## PROBLEM DETAILS
Starting at the line that contains "Transcribe the text in this document.", write out every line through the last one in the records below, word for word. Leave out any pictures.

──────────────────────────────

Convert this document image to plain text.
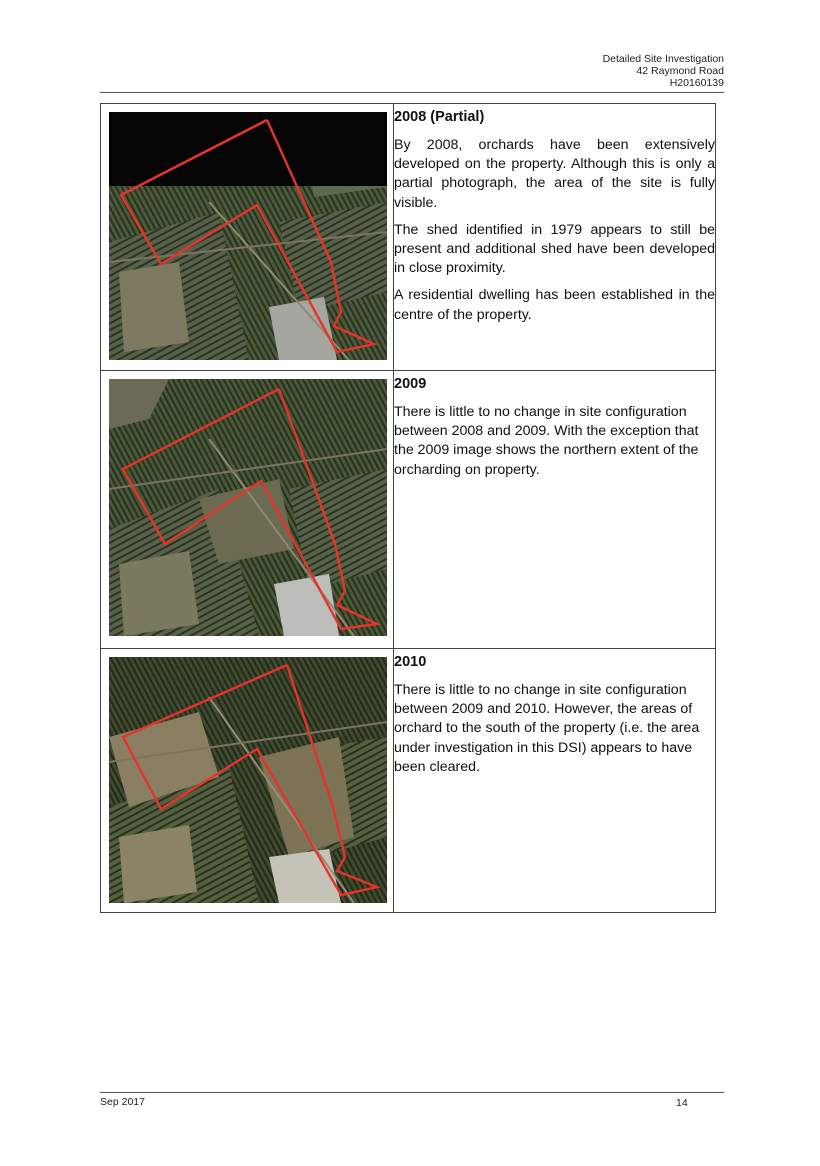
Detailed Site Investigation
42 Raymond Road
H20160139

2008 (Partial)

By 2008, orchards have been extensively developed on the property. Although this is only a partial photograph, the area of the site is fully visible.

The shed identified in 1979 appears to still be present and additional shed have been developed in close proximity.

A residential dwelling has been established in the centre of the property.

2009

There is little to no change in site configuration between 2008 and 2009. With the exception that the 2009 image shows the northern extent of the orcharding on property.

2010

There is little to no change in site configuration between 2009 and 2010. However, the areas of orchard to the south of the property (i.e. the area under investigation in this DSI) appears to have been cleared.

Sep 2017	14
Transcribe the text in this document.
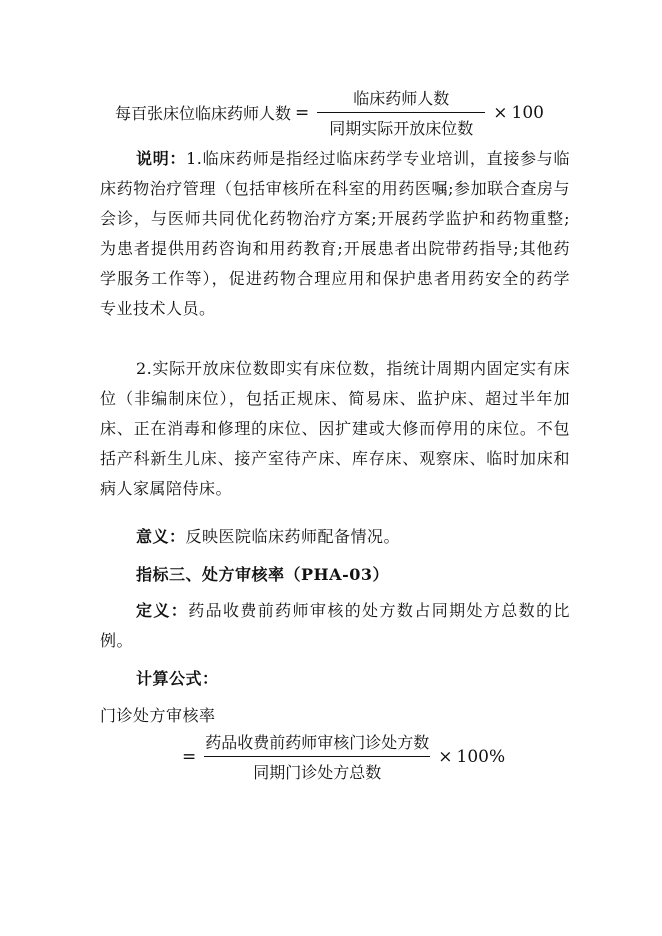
每百张床位临床药师人数 = $\frac{\text{临床药师人数}}{\text{同期实际开放床位数}} \times 100$

说明：1.临床药师是指经过临床药学专业培训，直接参与临床药物治疗管理（包括审核所在科室的用药医嘱;参加联合查房与会诊，与医师共同优化药物治疗方案;开展药学监护和药物重整;为患者提供用药咨询和用药教育;开展患者出院带药指导;其他药学服务工作等），促进药物合理应用和保护患者用药安全的药学专业技术人员。

2.实际开放床位数即实有床位数，指统计周期内固定实有床位（非编制床位），包括正规床、简易床、监护床、超过半年加床、正在消毒和修理的床位、因扩建或大修而停用的床位。不包括产科新生儿床、接产室待产床、库存床、观察床、临时加床和病人家属陪侍床。

意义：反映医院临床药师配备情况。

指标三、处方审核率（PHA-03）

定义：药品收费前药师审核的处方数占同期处方总数的比例。

计算公式：

门诊处方审核率
= $\frac{\text{药品收费前药师审核门诊处方数}}{\text{同期门诊处方总数}} \times 100\%$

──────────────────────────────

## OUTPUT FOR THIS TASK
Transcribe the text in this document.
每百张床位临床药师人数 = $\frac{\text{临床药师人数}}{\text{同期实际开放床位数}} \times 100$

说明：1.临床药师是指经过临床药学专业培训，直接参与临床药物治疗管理（包括审核所在科室的用药医嘱;参加联合查房与会诊，与医师共同优化药物治疗方案;开展药学监护和药物重整;为患者提供用药咨询和用药教育;开展患者出院带药指导;其他药学服务工作等），促进药物合理应用和保护患者用药安全的药学专业技术人员。

2.实际开放床位数即实有床位数，指统计周期内固定实有床位（非编制床位），包括正规床、简易床、监护床、超过半年加床、正在消毒和修理的床位、因扩建或大修而停用的床位。不包括产科新生儿床、接产室待产床、库存床、观察床、临时加床和病人家属陪侍床。

意义：反映医院临床药师配备情况。

指标三、处方审核率（PHA-03）

定义：药品收费前药师审核的处方数占同期处方总数的比例。

计算公式：

门诊处方审核率
= $\frac{\text{药品收费前药师审核门诊处方数}}{\text{同期门诊处方总数}} \times 100\%$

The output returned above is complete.